TASK DETAILS: Pull every line that holds the word "Tracker" from the entries.

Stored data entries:
___

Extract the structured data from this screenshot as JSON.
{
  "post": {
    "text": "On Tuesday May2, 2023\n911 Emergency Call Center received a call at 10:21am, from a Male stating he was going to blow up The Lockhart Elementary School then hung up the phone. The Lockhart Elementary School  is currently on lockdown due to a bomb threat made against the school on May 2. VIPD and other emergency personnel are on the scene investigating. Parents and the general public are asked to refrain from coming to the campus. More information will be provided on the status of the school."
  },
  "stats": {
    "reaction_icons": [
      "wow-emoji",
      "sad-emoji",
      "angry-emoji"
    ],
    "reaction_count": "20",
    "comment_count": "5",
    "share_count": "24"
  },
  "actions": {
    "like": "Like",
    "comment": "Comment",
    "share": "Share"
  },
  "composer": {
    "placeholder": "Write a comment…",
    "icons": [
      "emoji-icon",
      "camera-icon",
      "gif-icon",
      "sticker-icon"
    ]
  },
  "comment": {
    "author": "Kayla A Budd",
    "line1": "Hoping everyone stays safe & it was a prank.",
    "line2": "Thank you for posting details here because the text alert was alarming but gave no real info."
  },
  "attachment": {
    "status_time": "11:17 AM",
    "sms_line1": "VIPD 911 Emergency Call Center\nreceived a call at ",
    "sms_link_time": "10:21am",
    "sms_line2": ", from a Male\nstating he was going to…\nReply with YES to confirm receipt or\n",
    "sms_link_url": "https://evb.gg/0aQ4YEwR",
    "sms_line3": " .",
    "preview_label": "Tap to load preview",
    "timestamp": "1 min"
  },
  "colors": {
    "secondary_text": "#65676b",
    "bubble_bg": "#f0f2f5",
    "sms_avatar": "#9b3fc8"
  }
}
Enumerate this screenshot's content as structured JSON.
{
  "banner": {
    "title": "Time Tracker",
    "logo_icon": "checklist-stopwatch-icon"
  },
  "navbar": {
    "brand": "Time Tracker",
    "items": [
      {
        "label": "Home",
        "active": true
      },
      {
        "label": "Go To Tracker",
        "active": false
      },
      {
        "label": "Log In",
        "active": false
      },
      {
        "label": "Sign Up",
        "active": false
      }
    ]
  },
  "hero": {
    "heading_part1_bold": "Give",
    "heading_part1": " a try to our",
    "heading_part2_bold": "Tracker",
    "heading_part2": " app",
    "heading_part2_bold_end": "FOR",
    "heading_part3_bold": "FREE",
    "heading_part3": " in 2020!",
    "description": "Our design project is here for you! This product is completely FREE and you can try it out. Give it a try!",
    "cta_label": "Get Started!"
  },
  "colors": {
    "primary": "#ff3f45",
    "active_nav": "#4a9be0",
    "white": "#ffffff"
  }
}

___

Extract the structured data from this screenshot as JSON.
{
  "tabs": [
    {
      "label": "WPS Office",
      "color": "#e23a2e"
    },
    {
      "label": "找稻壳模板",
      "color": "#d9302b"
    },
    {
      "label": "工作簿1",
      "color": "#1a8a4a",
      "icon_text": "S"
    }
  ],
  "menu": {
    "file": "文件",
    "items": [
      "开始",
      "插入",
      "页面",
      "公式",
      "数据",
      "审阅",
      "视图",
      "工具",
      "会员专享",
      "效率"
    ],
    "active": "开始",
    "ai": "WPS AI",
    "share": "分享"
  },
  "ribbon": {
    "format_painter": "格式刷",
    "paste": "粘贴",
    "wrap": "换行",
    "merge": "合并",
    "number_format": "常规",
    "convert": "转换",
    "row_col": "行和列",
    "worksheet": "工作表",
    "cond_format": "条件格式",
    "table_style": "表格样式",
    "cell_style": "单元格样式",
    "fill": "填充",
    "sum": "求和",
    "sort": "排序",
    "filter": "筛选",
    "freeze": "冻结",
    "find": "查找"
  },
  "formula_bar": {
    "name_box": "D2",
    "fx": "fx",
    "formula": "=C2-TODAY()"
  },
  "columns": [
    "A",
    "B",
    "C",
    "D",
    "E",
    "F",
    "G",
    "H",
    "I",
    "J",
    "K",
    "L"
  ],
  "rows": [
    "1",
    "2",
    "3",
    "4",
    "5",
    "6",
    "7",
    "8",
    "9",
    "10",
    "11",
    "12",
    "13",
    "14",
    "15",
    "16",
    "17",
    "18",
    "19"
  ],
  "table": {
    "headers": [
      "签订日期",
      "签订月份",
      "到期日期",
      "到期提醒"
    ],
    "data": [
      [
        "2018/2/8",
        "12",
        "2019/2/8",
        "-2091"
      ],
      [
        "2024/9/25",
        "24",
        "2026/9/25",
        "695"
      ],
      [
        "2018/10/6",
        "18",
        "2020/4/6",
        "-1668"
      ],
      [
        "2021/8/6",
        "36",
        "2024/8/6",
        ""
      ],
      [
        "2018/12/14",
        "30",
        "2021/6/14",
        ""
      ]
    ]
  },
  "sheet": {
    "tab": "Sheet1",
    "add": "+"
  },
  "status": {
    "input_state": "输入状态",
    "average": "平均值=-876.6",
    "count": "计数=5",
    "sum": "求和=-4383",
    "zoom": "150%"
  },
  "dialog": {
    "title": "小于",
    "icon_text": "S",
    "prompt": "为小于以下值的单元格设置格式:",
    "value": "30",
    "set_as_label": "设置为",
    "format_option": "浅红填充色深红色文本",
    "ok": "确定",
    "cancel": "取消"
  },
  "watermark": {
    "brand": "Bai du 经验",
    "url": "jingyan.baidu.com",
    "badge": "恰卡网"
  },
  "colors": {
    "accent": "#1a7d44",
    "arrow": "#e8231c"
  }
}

___

ANSWER TO THIS EXERCISE:
    "title": "Time Tracker",
    "brand": "Time Tracker",
        "label": "Go To Tracker",
    "heading_part2_bold": "Tracker",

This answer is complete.